>>
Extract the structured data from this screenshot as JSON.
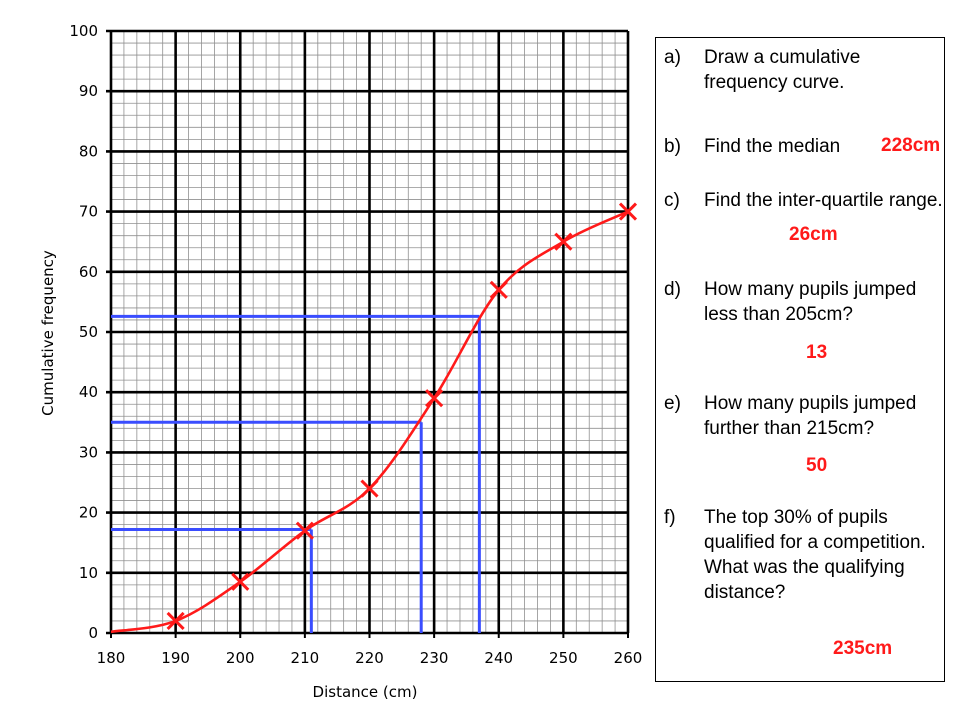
{
  "chart_data": {
    "type": "line",
    "xlabel": "Distance (cm)",
    "ylabel": "Cumulative frequency",
    "xlim": [
      180,
      260
    ],
    "ylim": [
      0,
      100
    ],
    "x_ticks": [
      180,
      190,
      200,
      210,
      220,
      230,
      240,
      250,
      260
    ],
    "y_ticks": [
      0,
      10,
      20,
      30,
      40,
      50,
      60,
      70,
      80,
      90,
      100
    ],
    "grid": true,
    "series": [
      {
        "x": [
          190,
          200,
          210,
          220,
          230,
          240,
          250,
          260
        ],
        "values": [
          2,
          8.5,
          17,
          24,
          39,
          57,
          65,
          70
        ],
        "marker": "x",
        "curve": "smooth",
        "curve_start": [
          180,
          0.2
        ],
        "color": "#ff1a1a"
      }
    ],
    "reading_lines": [
      {
        "y": 17.2,
        "x": 211,
        "color": "#3a4dff"
      },
      {
        "y": 35,
        "x": 228,
        "color": "#3a4dff"
      },
      {
        "y": 52.6,
        "x": 237,
        "color": "#3a4dff"
      }
    ]
  },
  "questions": [
    {
      "letter": "a)",
      "text": "Draw a cumulative frequency curve."
    },
    {
      "letter": "b)",
      "text": "Find the median"
    },
    {
      "letter": "c)",
      "text": "Find the inter-quartile range."
    },
    {
      "letter": "d)",
      "text": "How many pupils jumped less than 205cm?"
    },
    {
      "letter": "e)",
      "text": "How many pupils jumped further than 215cm?"
    },
    {
      "letter": "f)",
      "text": "The top 30% of pupils qualified for a competition. What was the qualifying distance?"
    }
  ],
  "answers": {
    "median": "228cm",
    "iqr": "26cm",
    "less_than_205": "13",
    "further_than_215": "50",
    "qualifying": "235cm"
  },
  "colors": {
    "curve": "#ff1a1a",
    "reading": "#3a4dff",
    "answer": "#ff1a1a"
  }
}
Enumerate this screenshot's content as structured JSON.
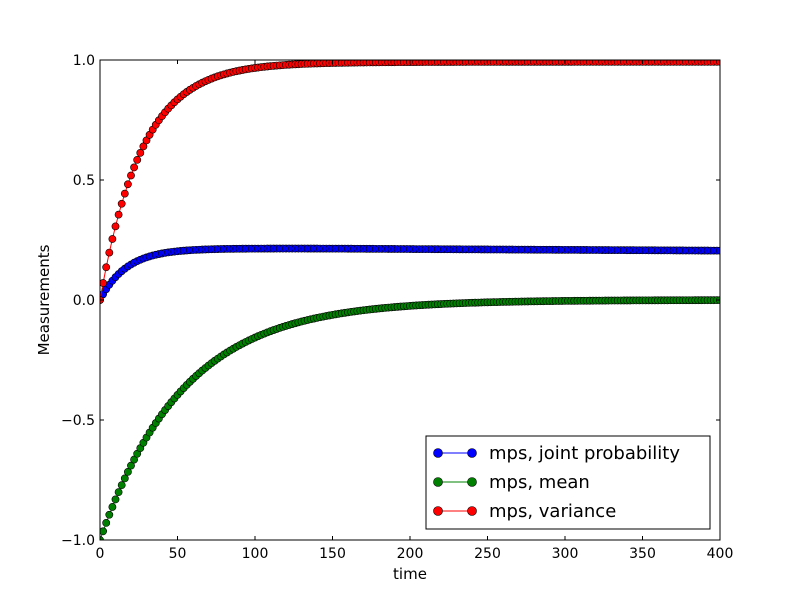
<<
(What you are asked to do):
Transcribe all the data word for word; the images stay out.

(Written answer):
Extract the structured data from this screenshot as JSON.
{
  "chart_data": {
    "type": "line",
    "xlabel": "Distance (cm)",
    "ylabel": "Cumulative frequency",
    "xlim": [
      180,
      260
    ],
    "ylim": [
      0,
      100
    ],
    "x_ticks": [
      180,
      190,
      200,
      210,
      220,
      230,
      240,
      250,
      260
    ],
    "y_ticks": [
      0,
      10,
      20,
      30,
      40,
      50,
      60,
      70,
      80,
      90,
      100
    ],
    "grid": true,
    "series": [
      {
        "x": [
          190,
          200,
          210,
          220,
          230,
          240,
          250,
          260
        ],
        "values": [
          2,
          8.5,
          17,
          24,
          39,
          57,
          65,
          70
        ],
        "marker": "x",
        "curve": "smooth",
        "curve_start": [
          180,
          0.2
        ],
        "color": "#ff1a1a"
      }
    ],
    "reading_lines": [
      {
        "y": 17.2,
        "x": 211,
        "color": "#3a4dff"
      },
      {
        "y": 35,
        "x": 228,
        "color": "#3a4dff"
      },
      {
        "y": 52.6,
        "x": 237,
        "color": "#3a4dff"
      }
    ]
  },
  "questions": [
    {
      "letter": "a)",
      "text": "Draw a cumulative frequency curve."
    },
    {
      "letter": "b)",
      "text": "Find the median"
    },
    {
      "letter": "c)",
      "text": "Find the inter-quartile range."
    },
    {
      "letter": "d)",
      "text": "How many pupils jumped less than 205cm?"
    },
    {
      "letter": "e)",
      "text": "How many pupils jumped further than 215cm?"
    },
    {
      "letter": "f)",
      "text": "The top 30% of pupils qualified for a competition. What was the qualifying distance?"
    }
  ],
  "answers": {
    "median": "228cm",
    "iqr": "26cm",
    "less_than_205": "13",
    "further_than_215": "50",
    "qualifying": "235cm"
  },
  "colors": {
    "curve": "#ff1a1a",
    "reading": "#3a4dff",
    "answer": "#ff1a1a"
  }
}
Enumerate this screenshot's content as structured JSON.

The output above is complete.